WRITTEN INSTRUCTION
Gather up every line that includes the string "Wasserstein".

[Figure record extracts]

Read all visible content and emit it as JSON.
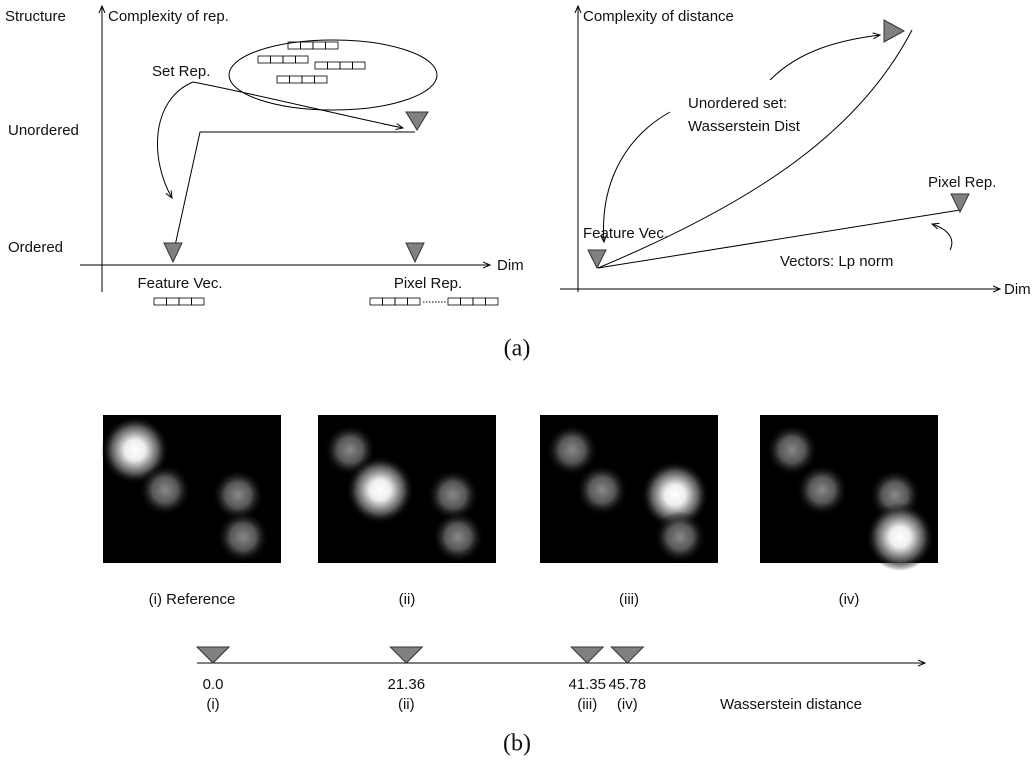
{
  "panel_a": {
    "left": {
      "structure_label": "Structure",
      "y_axis_label": "Complexity of rep.",
      "x_axis_label": "Dim",
      "levels": [
        "Unordered",
        "Ordered"
      ],
      "annotation": "Set Rep.",
      "points": [
        "Feature Vec.",
        "Pixel Rep."
      ]
    },
    "right": {
      "y_axis_label": "Complexity of distance",
      "x_axis_label": "Dim",
      "annotations": [
        "Unordered set:",
        "Wasserstein Dist",
        "Vectors: Lp norm"
      ],
      "points": [
        "Feature Vec.",
        "Pixel Rep."
      ]
    },
    "caption": "(a)"
  },
  "panel_b": {
    "images": [
      "(i) Reference",
      "(ii)",
      "(iii)",
      "(iv)"
    ],
    "distances": [
      {
        "value": 0,
        "label": "0.0"
      },
      {
        "value": 21.36,
        "label": "21.36"
      },
      {
        "value": 41.35,
        "label": "41.35"
      },
      {
        "value": 45.78,
        "label": "45.78"
      }
    ],
    "markers": [
      "(i)",
      "(ii)",
      "(iii)",
      "(iv)"
    ],
    "axis_label": "Wasserstein distance",
    "caption": "(b)"
  }
}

FINISHED ANSWER
        "Wasserstein Dist",
    "axis_label": "Wasserstein distance",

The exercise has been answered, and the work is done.